Source data:
· · · ·

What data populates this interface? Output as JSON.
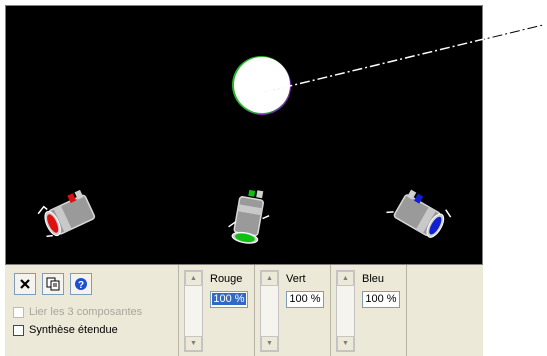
{
  "toolbar": {
    "close_icon": "close-icon",
    "copy_icon": "copy-icon",
    "help_icon": "help-icon"
  },
  "options": {
    "link_label": "Lier les 3 composantes",
    "link_enabled": false,
    "link_checked": false,
    "extended_label": "Synthèse étendue",
    "extended_checked": false
  },
  "channels": [
    {
      "label": "Rouge",
      "value": "100 %",
      "selected": true,
      "color": "#ff0000"
    },
    {
      "label": "Vert",
      "value": "100 %",
      "selected": false,
      "color": "#00c000"
    },
    {
      "label": "Bleu",
      "value": "100 %",
      "selected": false,
      "color": "#0000ff"
    }
  ],
  "scene": {
    "background": "#000000",
    "mixed_light_color": "#ffffff",
    "spot_colors": [
      "#ff0000",
      "#00c000",
      "#0000ff"
    ]
  }
}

· · · ·

Goal:
From the listing above, print every entry precisely and drop the pictures.

Correct answer:
What data populates this interface? Output as JSON.
{
  "toolbar": {
    "close_icon": "close-icon",
    "copy_icon": "copy-icon",
    "help_icon": "help-icon"
  },
  "options": {
    "link_label": "Lier les 3 composantes",
    "link_enabled": false,
    "link_checked": false,
    "extended_label": "Synthèse étendue",
    "extended_checked": false
  },
  "channels": [
    {
      "label": "Rouge",
      "value": "100 %",
      "selected": true,
      "color": "#ff0000"
    },
    {
      "label": "Vert",
      "value": "100 %",
      "selected": false,
      "color": "#00c000"
    },
    {
      "label": "Bleu",
      "value": "100 %",
      "selected": false,
      "color": "#0000ff"
    }
  ],
  "scene": {
    "background": "#000000",
    "mixed_light_color": "#ffffff",
    "spot_colors": [
      "#ff0000",
      "#00c000",
      "#0000ff"
    ]
  }
}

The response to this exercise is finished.